_TASK DESCRIPTION_. Count the lines below that contain the word "Classification", and reply with that number alone.

_RECORDS TO USE_.
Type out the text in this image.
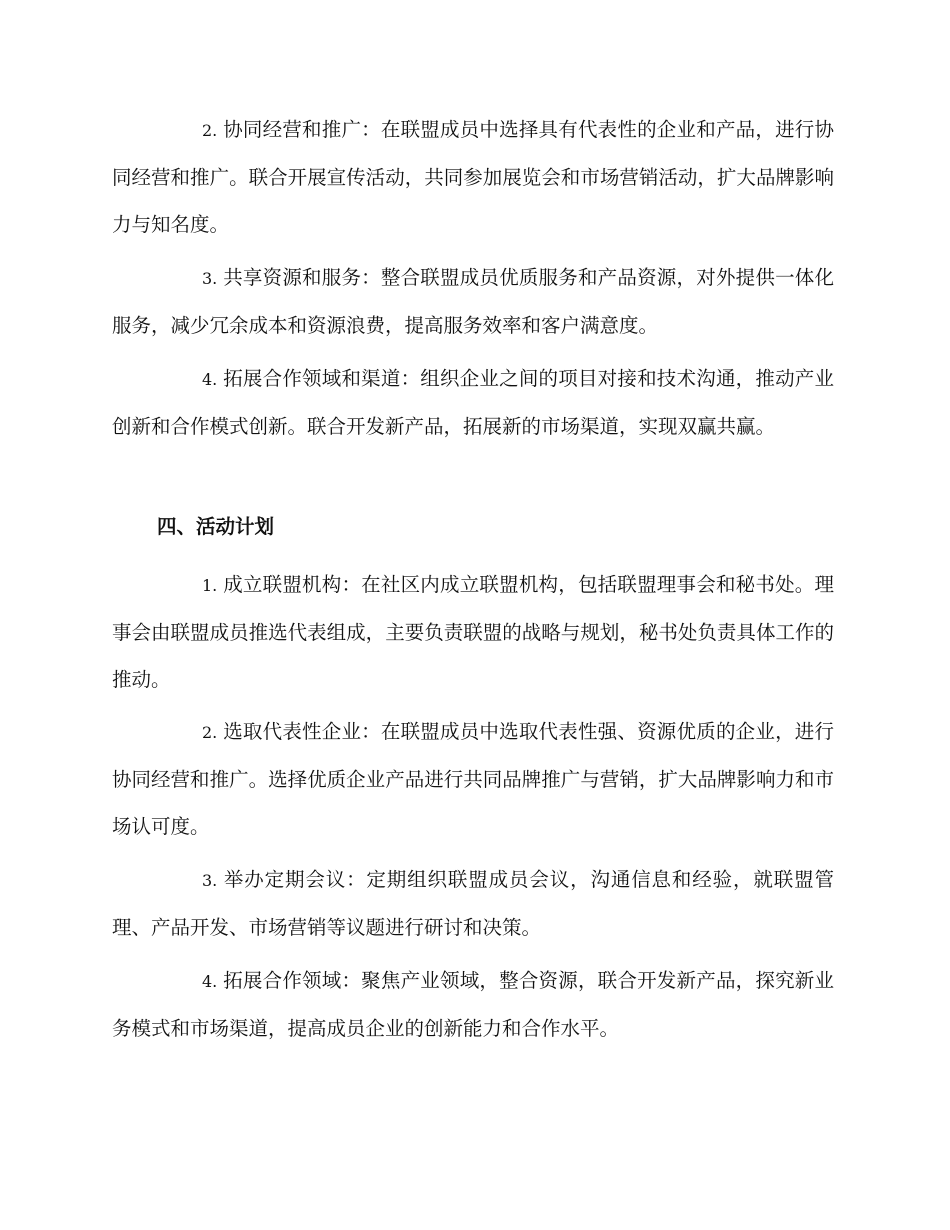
2. 协同经营和推广：在联盟成员中选择具有代表性的企业和产品，进行协同经营和推广。联合开展宣传活动，共同参加展览会和市场营销活动，扩大品牌影响力与知名度。
3. 共享资源和服务：整合联盟成员优质服务和产品资源，对外提供一体化服务，减少冗余成本和资源浪费，提高服务效率和客户满意度。
4. 拓展合作领域和渠道：组织企业之间的项目对接和技术沟通，推动产业创新和合作模式创新。联合开发新产品，拓展新的市场渠道，实现双赢共赢。
四、活动计划
1. 成立联盟机构：在社区内成立联盟机构，包括联盟理事会和秘书处。理事会由联盟成员推选代表组成，主要负责联盟的战略与规划，秘书处负责具体工作的推动。
2. 选取代表性企业：在联盟成员中选取代表性强、资源优质的企业，进行协同经营和推广。选择优质企业产品进行共同品牌推广与营销，扩大品牌影响力和市场认可度。
3. 举办定期会议：定期组织联盟成员会议，沟通信息和经验，就联盟管理、产品开发、市场营销等议题进行研讨和决策。
4. 拓展合作领域：聚焦产业领域，整合资源，联合开发新产品，探究新业务模式和市场渠道，提高成员企业的创新能力和合作水平。
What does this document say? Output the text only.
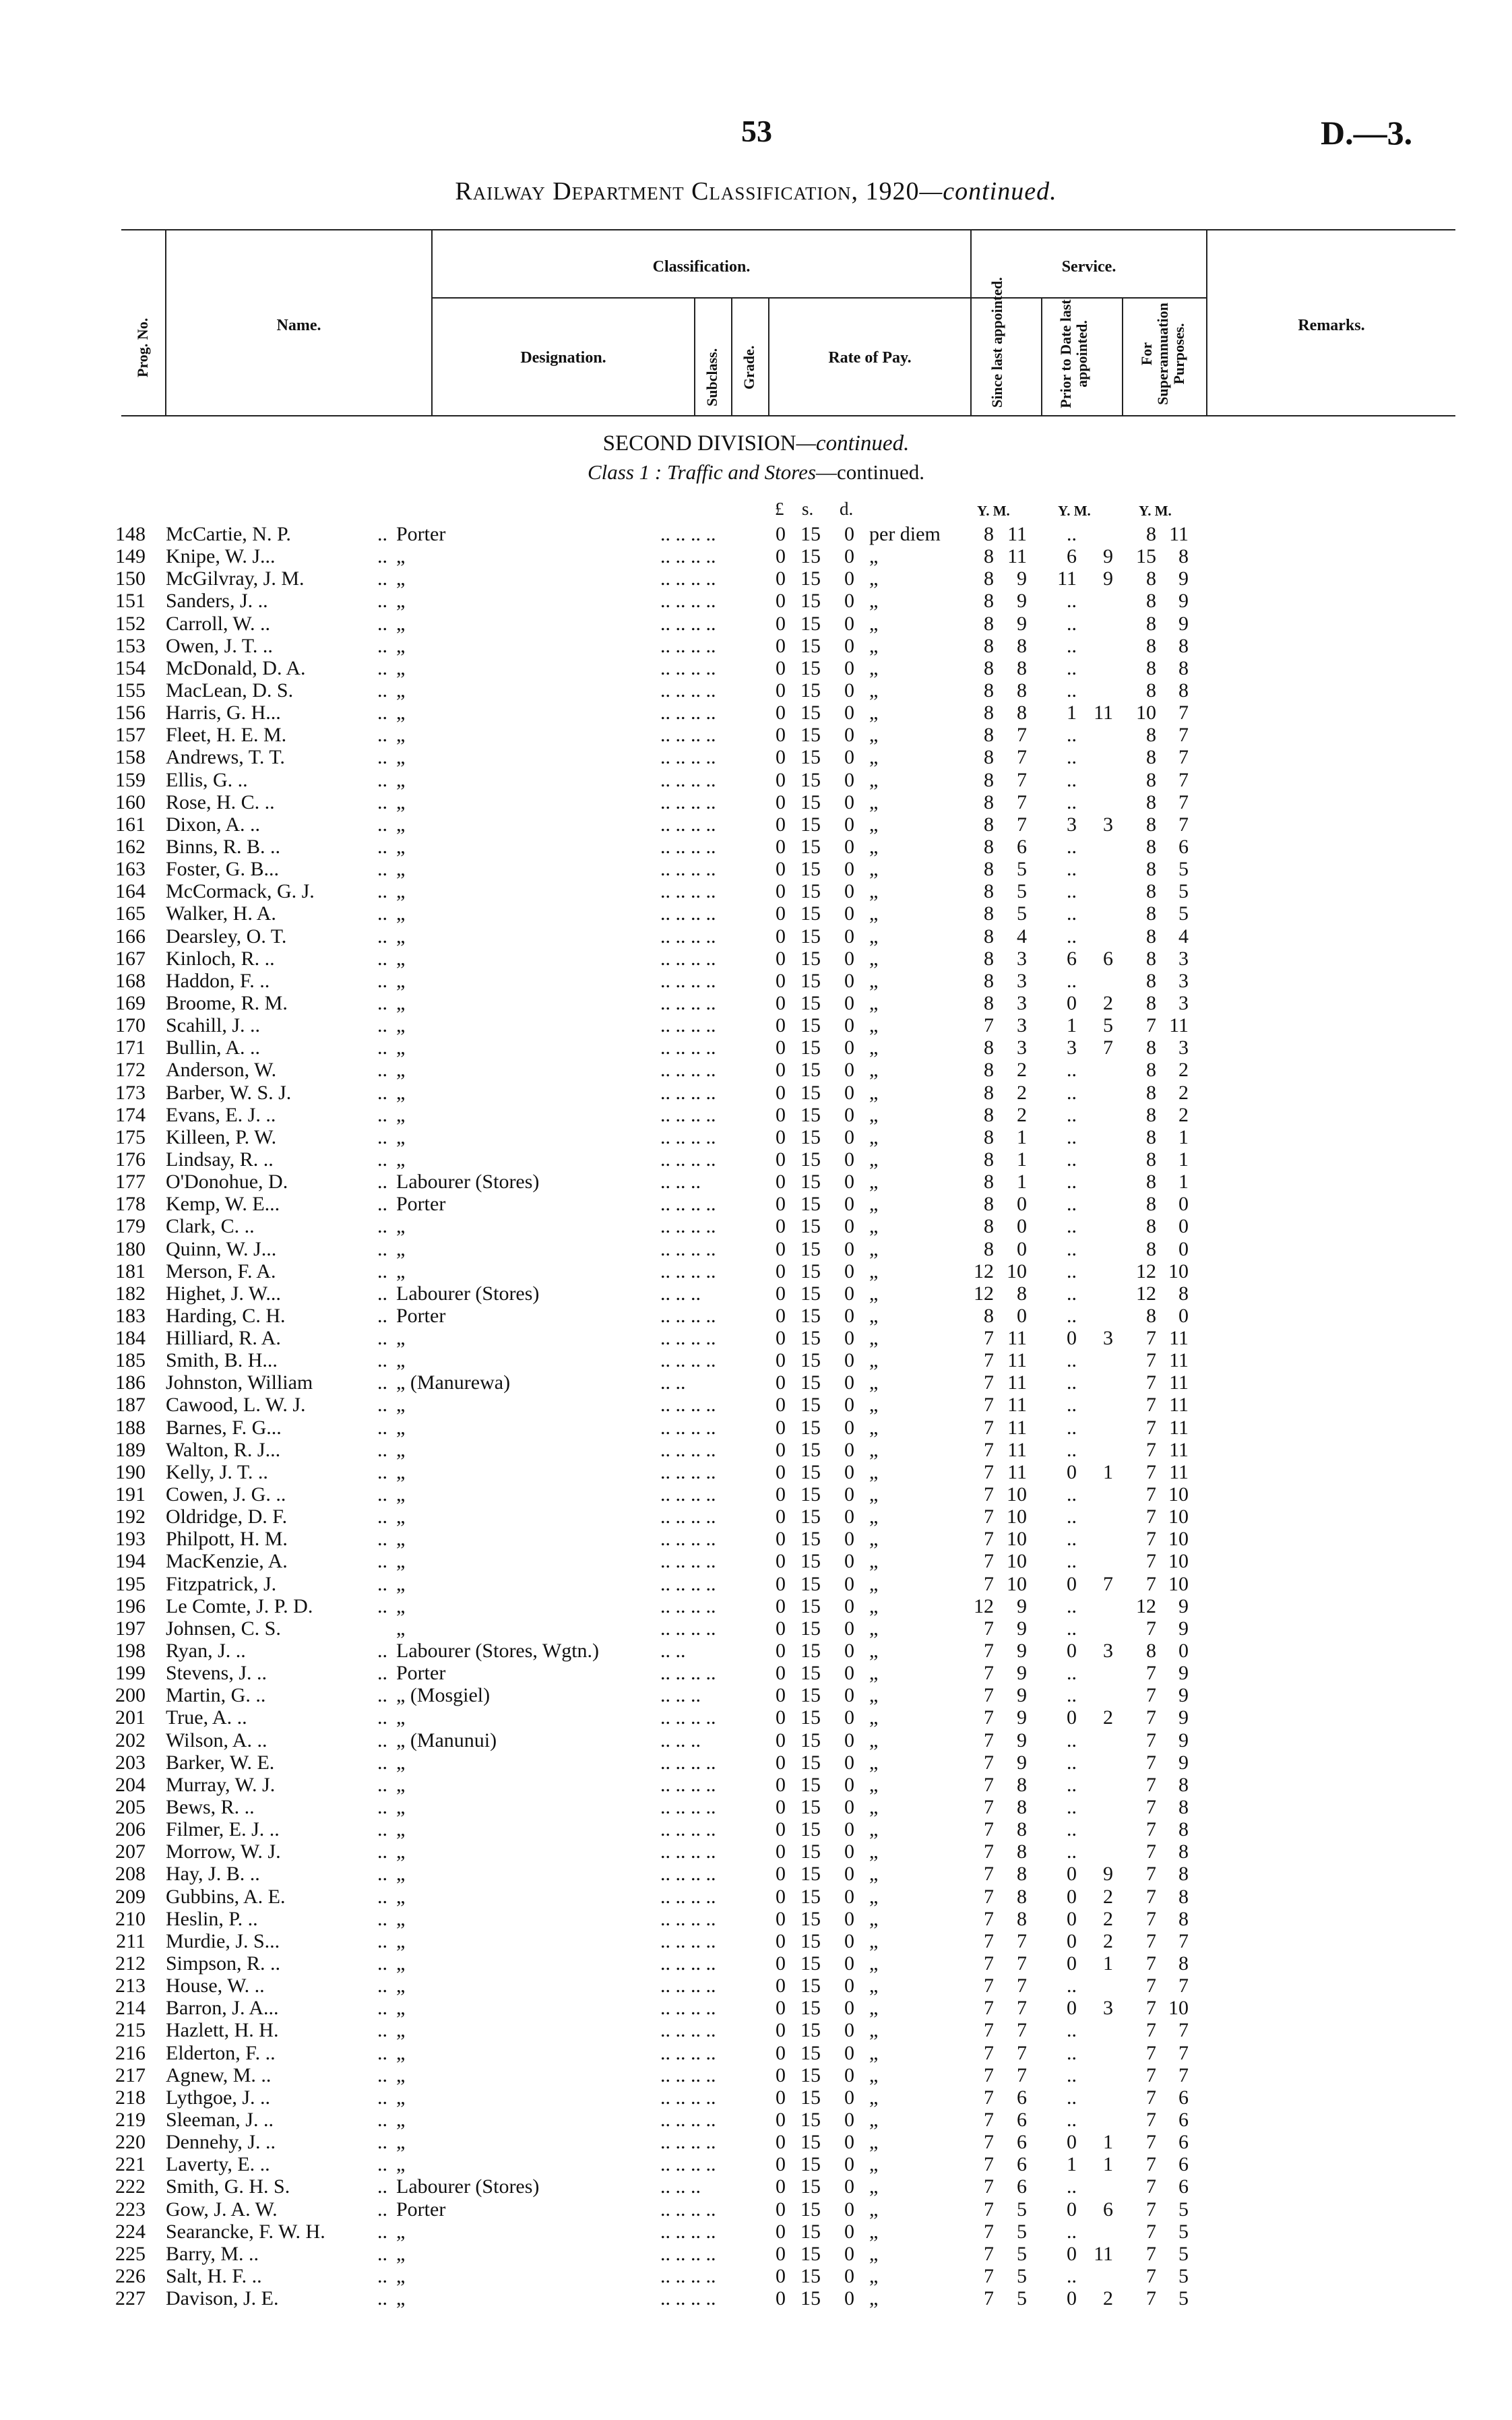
53	D.—3.
Railway Department Classification, 1920—continued.
Prog. No.	Name.
Classification.
Designation.	Subclass. Grade.	Rate of Pay.
Service.
Since last appointed.	Prior to Date last appointed.	For Superannuation Purposes.	Remarks.
SECOND DIVISION—continued.
Class 1 : Traffic and Stores—continued.
£ s. d.	Y. M.	Y. M.	Y. M.
148 McCartie, N. P.	Porter	.. .. .. ..	0 15 0 per diem	8 11	..	8 11
..
149 Knipe, W. J...	„	.. .. .. ..	0 15 0 „	8 11	6	9	15	8
..
150 McGilvray, J. M.	„	.. .. .. ..	0 15 0 „	8	9	11	9	8	9
..
151 Sanders, J. ..	„	.. .. .. ..	0 15 0 „	8	9	..	8	9
..
152 Carroll, W. ..	„	.. .. .. ..	0 15 0 „	8	9	..	8	9
..
153 Owen, J. T. ..	„	.. .. .. ..	0 15 0 „	8	8	..	8	8
..
154 McDonald, D. A.	„	.. .. .. ..	0 15 0 „	8	8	..	8	8
..
155 MacLean, D. S.	„	.. .. .. ..	0 15 0 „	8	8	..	8	8
..
156 Harris, G. H...	„	.. .. .. ..	0 15 0 „	8	8	1 11	10	7
..
157 Fleet, H. E. M.	„	.. .. .. ..	0 15 0 „	8	7	..	8	7
..
158 Andrews, T. T.	„	.. .. .. ..	0 15 0 „	8	7	..	8	7
..
159 Ellis, G. ..	„	.. .. .. ..	0 15 0 „	8	7	..	8	7
..
160 Rose, H. C. ..	„	.. .. .. ..	0 15 0 „	8	7	..	8	7
..
161 Dixon, A. ..	„	.. .. .. ..	0 15 0 „	8	7	3	3	8	7
..
162 Binns, R. B. ..	„	.. .. .. ..	0 15 0 „	8	6	..	8	6
..
163 Foster, G. B...	„	.. .. .. ..	0 15 0 „	8	5	..	8	5
..
164 McCormack, G. J.	„	.. .. .. ..	0 15 0 „	8	5	..	8	5
..
165 Walker, H. A.	„	.. .. .. ..	0 15 0 „	8	5	..	8	5
..
166 Dearsley, O. T.	„	.. .. .. ..	0 15 0 „	8	4	..	8	4
..
167 Kinloch, R. ..	„	.. .. .. ..	0 15 0 „	8	3	6	6	8	3
..
168 Haddon, F. ..	„	.. .. .. ..	0 15 0 „	8	3	..	8	3
..
169 Broome, R. M.	„	.. .. .. ..	0 15 0 „	8	3	0	2	8	3
..
170 Scahill, J. ..	„	.. .. .. ..	0 15 0 „	7	3	1	5	7 11
..
171 Bullin, A. ..	„	.. .. .. ..	0 15 0 „	8	3	3	7	8	3
..
172 Anderson, W.	„	.. .. .. ..	0 15 0 „	8	2	..	8	2
..
173 Barber, W. S. J.	„	.. .. .. ..	0 15 0 „	8	2	..	8	2
..
174 Evans, E. J. ..	„	.. .. .. ..	0 15 0 „	8	2	..	8	2
..
175 Killeen, P. W.	„	.. .. .. ..	0 15 0 „	8	1	..	8	1
..
176 Lindsay, R. ..	„	.. .. .. ..	0 15 0 „	8	1	..	8	1
..
177 O'Donohue, D.	Labourer (Stores)	.. .. ..	0 15 0 „	8	1	..	8	1
..
178 Kemp, W. E...	Porter	.. .. .. ..	0 15 0 „	8	0	..	8	0
..
179 Clark, C. ..	„	.. .. .. ..	0 15 0 „	8	0	..	8	0
..
180 Quinn, W. J...	„	.. .. .. ..	0 15 0 „	8	0	..	8	0
..
181 Merson, F. A.	„	.. .. .. ..	0 15 0 „	12 10	..	12 10
..
182 Highet, J. W...	Labourer (Stores)	.. .. ..	0 15 0 „	12	8	..	12	8
..
183 Harding, C. H.	Porter	.. .. .. ..	0 15 0 „	8	0	..	8	0
..
184 Hilliard, R. A.	„	.. .. .. ..	0 15 0 „	7 11	0	3	7 11
..
185 Smith, B. H...	„	.. .. .. ..	0 15 0 „	7 11	..	7 11
..
186 Johnston, William	„ (Manurewa)	.. ..	0 15 0 „	7 11	..	7 11
..
187 Cawood, L. W. J.	„	.. .. .. ..	0 15 0 „	7 11	..	7 11
..
188 Barnes, F. G...	„	.. .. .. ..	0 15 0 „	7 11	..	7 11
..
189 Walton, R. J...	„	.. .. .. ..	0 15 0 „	7 11	..	7 11
..
190 Kelly, J. T. ..	„	.. .. .. ..	0 15 0 „	7 11	0	1	7 11
..
191 Cowen, J. G. ..	„	.. .. .. ..	0 15 0 „	7 10	..	7 10
..
192 Oldridge, D. F.	„	.. .. .. ..	0 15 0 „	7 10	..	7 10
..
193 Philpott, H. M.	„	.. .. .. ..	0 15 0 „	7 10	..	7 10
..
194 MacKenzie, A.	„	.. .. .. ..	0 15 0 „	7 10	..	7 10
..
195 Fitzpatrick, J.	„	.. .. .. ..	0 15 0 „	7 10	0	7	7 10
..
196 Le Comte, J. P. D.	„	.. .. .. ..	0 15 0 „	12	9	..	12	9
..
197 Johnsen, C. S.	„	.. .. .. ..	0 15 0 „	7	9	..	7	9
198 Ryan, J. ..	Labourer (Stores, Wgtn.)	.. ..	0 15 0 „	7	9	0	3	8	0
..
199 Stevens, J. ..	Porter	.. .. .. ..	0 15 0 „	7	9	..	7	9
..
200 Martin, G. ..	„ (Mosgiel)	.. .. ..	0 15 0 „	7	9	..	7	9
..
201 True, A. ..	„	.. .. .. ..	0 15 0 „	7	9	0	2	7	9
..
202 Wilson, A. ..	„ (Manunui)	.. .. ..	0 15 0 „	7	9	..	7	9
..
203 Barker, W. E.	„	.. .. .. ..	0 15 0 „	7	9	..	7	9
..
204 Murray, W. J.	„	.. .. .. ..	0 15 0 „	7	8	..	7	8
..
205 Bews, R. ..	„	.. .. .. ..	0 15 0 „	7	8	..	7	8
..
206 Filmer, E. J. ..	„	.. .. .. ..	0 15 0 „	7	8	..	7	8
..
207 Morrow, W. J.	„	.. .. .. ..	0 15 0 „	7	8	..	7	8
..
208 Hay, J. B. ..	„	.. .. .. ..	0 15 0 „	7	8	0	9	7	8
..
209 Gubbins, A. E.	„	.. .. .. ..	0 15 0 „	7	8	0	2	7	8
..
210 Heslin, P. ..	„	.. .. .. ..	0 15 0 „	7	8	0	2	7	8
..
211 Murdie, J. S...	„	.. .. .. ..	0 15 0 „	7	7	0	2	7	7
..
212 Simpson, R. ..	„	.. .. .. ..	0 15 0 „	7	7	0	1	7	8
..
213 House, W. ..	„	.. .. .. ..	0 15 0 „	7	7	..	7	7
..
214 Barron, J. A...	„	.. .. .. ..	0 15 0 „	7	7	0	3	7 10
..
215 Hazlett, H. H.	„	.. .. .. ..	0 15 0 „	7	7	..	7	7
..
216 Elderton, F. ..	„	.. .. .. ..	0 15 0 „	7	7	..	7	7
..
217 Agnew, M. ..	„	.. .. .. ..	0 15 0 „	7	7	..	7	7
..
218 Lythgoe, J. ..	„	.. .. .. ..	0 15 0 „	7	6	..	7	6
..
219 Sleeman, J. ..	„	.. .. .. ..	0 15 0 „	7	6	..	7	6
..
220 Dennehy, J. ..	„	.. .. .. ..	0 15 0 „	7	6	0	1	7	6
..
221 Laverty, E. ..	„	.. .. .. ..	0 15 0 „	7	6	1	1	7	6
..
222 Smith, G. H. S.	Labourer (Stores)	.. .. ..	0 15 0 „	7	6	..	7	6
..
223 Gow, J. A. W.	Porter	.. .. .. ..	0 15 0 „	7	5	0	6	7	5
..
224 Searancke, F. W. H.	„	.. .. .. ..	0 15 0 „	7	5	..	7	5
..
225 Barry, M. ..	„	.. .. .. ..	0 15 0 „	7	5	0 11	7	5
..
226 Salt, H. F. ..	„	.. .. .. ..	0 15 0 „	7	5	..	7	5
..
227 Davison, J. E.	„	.. .. .. ..	0 15 0 „	7	5	0	2	7	5
..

_EXERCISE OUTPUT_. 2